DIRECTIVE: What follows is a listing. Return every line of it exactly.

EXTRACTED MATERIAL:
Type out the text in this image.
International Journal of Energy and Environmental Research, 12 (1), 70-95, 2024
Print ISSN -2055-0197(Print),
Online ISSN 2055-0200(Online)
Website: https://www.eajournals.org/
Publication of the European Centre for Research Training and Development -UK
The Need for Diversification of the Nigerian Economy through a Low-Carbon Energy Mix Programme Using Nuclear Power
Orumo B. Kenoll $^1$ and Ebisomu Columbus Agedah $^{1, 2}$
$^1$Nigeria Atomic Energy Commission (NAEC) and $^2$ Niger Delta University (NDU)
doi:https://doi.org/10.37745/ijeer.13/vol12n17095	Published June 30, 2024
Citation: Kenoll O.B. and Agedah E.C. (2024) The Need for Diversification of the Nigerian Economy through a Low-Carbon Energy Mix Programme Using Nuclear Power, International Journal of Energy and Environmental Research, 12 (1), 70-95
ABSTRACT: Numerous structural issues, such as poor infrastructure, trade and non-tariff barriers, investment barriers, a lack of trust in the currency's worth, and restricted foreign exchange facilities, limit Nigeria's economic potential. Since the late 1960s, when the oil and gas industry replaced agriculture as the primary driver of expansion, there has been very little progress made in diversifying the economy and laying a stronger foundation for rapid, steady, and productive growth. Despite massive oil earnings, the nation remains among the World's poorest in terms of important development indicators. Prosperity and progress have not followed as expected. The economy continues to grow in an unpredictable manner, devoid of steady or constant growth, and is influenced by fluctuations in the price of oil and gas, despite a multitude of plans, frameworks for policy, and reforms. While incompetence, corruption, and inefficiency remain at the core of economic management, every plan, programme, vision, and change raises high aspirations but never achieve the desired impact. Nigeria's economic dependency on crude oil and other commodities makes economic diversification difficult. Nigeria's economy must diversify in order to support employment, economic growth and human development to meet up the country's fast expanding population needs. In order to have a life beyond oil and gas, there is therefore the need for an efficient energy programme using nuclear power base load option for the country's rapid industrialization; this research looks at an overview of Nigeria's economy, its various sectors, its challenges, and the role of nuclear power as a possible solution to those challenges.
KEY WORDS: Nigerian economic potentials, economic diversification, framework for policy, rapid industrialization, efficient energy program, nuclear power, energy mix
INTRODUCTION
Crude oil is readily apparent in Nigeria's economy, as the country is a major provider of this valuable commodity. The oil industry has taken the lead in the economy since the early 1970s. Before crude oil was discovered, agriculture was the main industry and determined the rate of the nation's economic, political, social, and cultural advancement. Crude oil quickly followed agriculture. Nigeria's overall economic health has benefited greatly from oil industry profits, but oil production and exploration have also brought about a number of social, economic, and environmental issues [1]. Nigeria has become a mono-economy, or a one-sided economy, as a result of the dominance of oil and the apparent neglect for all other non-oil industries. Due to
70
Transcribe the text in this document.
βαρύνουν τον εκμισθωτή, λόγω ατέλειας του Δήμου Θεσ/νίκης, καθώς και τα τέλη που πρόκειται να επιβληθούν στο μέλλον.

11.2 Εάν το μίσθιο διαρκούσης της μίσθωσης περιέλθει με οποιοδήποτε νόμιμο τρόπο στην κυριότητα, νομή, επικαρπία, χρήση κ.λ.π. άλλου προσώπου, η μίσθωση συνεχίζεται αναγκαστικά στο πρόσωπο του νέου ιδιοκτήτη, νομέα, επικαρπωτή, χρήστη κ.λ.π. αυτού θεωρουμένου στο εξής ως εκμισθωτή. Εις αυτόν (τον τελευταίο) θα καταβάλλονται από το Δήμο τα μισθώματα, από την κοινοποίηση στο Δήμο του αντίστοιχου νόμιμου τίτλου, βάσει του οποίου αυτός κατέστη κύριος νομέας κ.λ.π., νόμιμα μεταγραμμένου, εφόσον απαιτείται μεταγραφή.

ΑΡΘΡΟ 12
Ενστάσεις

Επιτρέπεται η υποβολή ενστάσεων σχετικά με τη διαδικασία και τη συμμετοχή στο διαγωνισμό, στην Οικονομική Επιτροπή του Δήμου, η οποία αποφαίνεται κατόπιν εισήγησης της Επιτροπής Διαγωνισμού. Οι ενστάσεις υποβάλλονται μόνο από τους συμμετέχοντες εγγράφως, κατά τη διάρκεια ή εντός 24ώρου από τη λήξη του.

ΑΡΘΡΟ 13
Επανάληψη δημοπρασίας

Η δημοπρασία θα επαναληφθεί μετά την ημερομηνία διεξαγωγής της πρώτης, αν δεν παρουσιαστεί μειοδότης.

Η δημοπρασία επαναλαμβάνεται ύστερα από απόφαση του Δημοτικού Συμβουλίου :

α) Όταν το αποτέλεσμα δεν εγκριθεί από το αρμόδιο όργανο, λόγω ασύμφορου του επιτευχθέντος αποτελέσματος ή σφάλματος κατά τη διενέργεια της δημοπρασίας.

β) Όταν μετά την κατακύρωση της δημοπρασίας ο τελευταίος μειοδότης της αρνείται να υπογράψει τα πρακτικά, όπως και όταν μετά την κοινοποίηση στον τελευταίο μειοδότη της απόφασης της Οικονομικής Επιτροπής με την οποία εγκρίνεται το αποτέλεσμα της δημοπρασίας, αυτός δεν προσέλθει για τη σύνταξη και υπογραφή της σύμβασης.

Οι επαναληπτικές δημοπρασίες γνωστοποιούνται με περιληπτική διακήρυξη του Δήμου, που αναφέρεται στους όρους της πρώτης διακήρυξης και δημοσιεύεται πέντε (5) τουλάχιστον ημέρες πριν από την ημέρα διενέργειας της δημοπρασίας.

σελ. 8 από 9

SOLUTION:
Type out the text in this image.
International Journal of Energy and Environmental Research, 12 (1), 70-95, 2024
Print ISSN -2055-0197(Print),
Online ISSN 2055-0200(Online)
Website: https://www.eajournals.org/
Publication of the European Centre for Research Training and Development -UK
The Need for Diversification of the Nigerian Economy through a Low-Carbon Energy Mix Programme Using Nuclear Power
Orumo B. Kenoll $^1$ and Ebisomu Columbus Agedah $^{1, 2}$
$^1$Nigeria Atomic Energy Commission (NAEC) and $^2$ Niger Delta University (NDU)
doi:https://doi.org/10.37745/ijeer.13/vol12n17095	Published June 30, 2024
Citation: Kenoll O.B. and Agedah E.C. (2024) The Need for Diversification of the Nigerian Economy through a Low-Carbon Energy Mix Programme Using Nuclear Power, International Journal of Energy and Environmental Research, 12 (1), 70-95
ABSTRACT: Numerous structural issues, such as poor infrastructure, trade and non-tariff barriers, investment barriers, a lack of trust in the currency's worth, and restricted foreign exchange facilities, limit Nigeria's economic potential. Since the late 1960s, when the oil and gas industry replaced agriculture as the primary driver of expansion, there has been very little progress made in diversifying the economy and laying a stronger foundation for rapid, steady, and productive growth. Despite massive oil earnings, the nation remains among the World's poorest in terms of important development indicators. Prosperity and progress have not followed as expected. The economy continues to grow in an unpredictable manner, devoid of steady or constant growth, and is influenced by fluctuations in the price of oil and gas, despite a multitude of plans, frameworks for policy, and reforms. While incompetence, corruption, and inefficiency remain at the core of economic management, every plan, programme, vision, and change raises high aspirations but never achieve the desired impact. Nigeria's economic dependency on crude oil and other commodities makes economic diversification difficult. Nigeria's economy must diversify in order to support employment, economic growth and human development to meet up the country's fast expanding population needs. In order to have a life beyond oil and gas, there is therefore the need for an efficient energy programme using nuclear power base load option for the country's rapid industrialization; this research looks at an overview of Nigeria's economy, its various sectors, its challenges, and the role of nuclear power as a possible solution to those challenges.
KEY WORDS: Nigerian economic potentials, economic diversification, framework for policy, rapid industrialization, efficient energy program, nuclear power, energy mix
INTRODUCTION
Crude oil is readily apparent in Nigeria's economy, as the country is a major provider of this valuable commodity. The oil industry has taken the lead in the economy since the early 1970s. Before crude oil was discovered, agriculture was the main industry and determined the rate of the nation's economic, political, social, and cultural advancement. Crude oil quickly followed agriculture. Nigeria's overall economic health has benefited greatly from oil industry profits, but oil production and exploration have also brought about a number of social, economic, and environmental issues [1]. Nigeria has become a mono-economy, or a one-sided economy, as a result of the dominance of oil and the apparent neglect for all other non-oil industries. Due to
70
Transcribe the text in this document.
βαρύνουν τον εκμισθωτή, λόγω ατέλειας του Δήμου Θεσ/νίκης, καθώς και τα τέλη που πρόκειται να επιβληθούν στο μέλλον.

11.2 Εάν το μίσθιο διαρκούσης της μίσθωσης περιέλθει με οποιοδήποτε νόμιμο τρόπο στην κυριότητα, νομή, επικαρπία, χρήση κ.λ.π. άλλου προσώπου, η μίσθωση συνεχίζεται αναγκαστικά στο πρόσωπο του νέου ιδιοκτήτη, νομέα, επικαρπωτή, χρήστη κ.λ.π. αυτού θεωρουμένου στο εξής ως εκμισθωτή. Εις αυτόν (τον τελευταίο) θα καταβάλλονται από το Δήμο τα μισθώματα, από την κοινοποίηση στο Δήμο του αντίστοιχου νόμιμου τίτλου, βάσει του οποίου αυτός κατέστη κύριος νομέας κ.λ.π., νόμιμα μεταγραμμένου, εφόσον απαιτείται μεταγραφή.

ΑΡΘΡΟ 12
Ενστάσεις

Επιτρέπεται η υποβολή ενστάσεων σχετικά με τη διαδικασία και τη συμμετοχή στο διαγωνισμό, στην Οικονομική Επιτροπή του Δήμου, η οποία αποφαίνεται κατόπιν εισήγησης της Επιτροπής Διαγωνισμού. Οι ενστάσεις υποβάλλονται μόνο από τους συμμετέχοντες εγγράφως, κατά τη διάρκεια ή εντός 24ώρου από τη λήξη του.

ΑΡΘΡΟ 13
Επανάληψη δημοπρασίας

Η δημοπρασία θα επαναληφθεί μετά την ημερομηνία διεξαγωγής της πρώτης, αν δεν παρουσιαστεί μειοδότης.

Η δημοπρασία επαναλαμβάνεται ύστερα από απόφαση του Δημοτικού Συμβουλίου :

α) Όταν το αποτέλεσμα δεν εγκριθεί από το αρμόδιο όργανο, λόγω ασύμφορου του επιτευχθέντος αποτελέσματος ή σφάλματος κατά τη διενέργεια της δημοπρασίας.

β) Όταν μετά την κατακύρωση της δημοπρασίας ο τελευταίος μειοδότης της αρνείται να υπογράψει τα πρακτικά, όπως και όταν μετά την κοινοποίηση στον τελευταίο μειοδότη της απόφασης της Οικονομικής Επιτροπής με την οποία εγκρίνεται το αποτέλεσμα της δημοπρασίας, αυτός δεν προσέλθει για τη σύνταξη και υπογραφή της σύμβασης.

Οι επαναληπτικές δημοπρασίες γνωστοποιούνται με περιληπτική διακήρυξη του Δήμου, που αναφέρεται στους όρους της πρώτης διακήρυξης και δημοσιεύεται πέντε (5) τουλάχιστον ημέρες πριν από την ημέρα διενέργειας της δημοπρασίας.

σελ. 8 από 9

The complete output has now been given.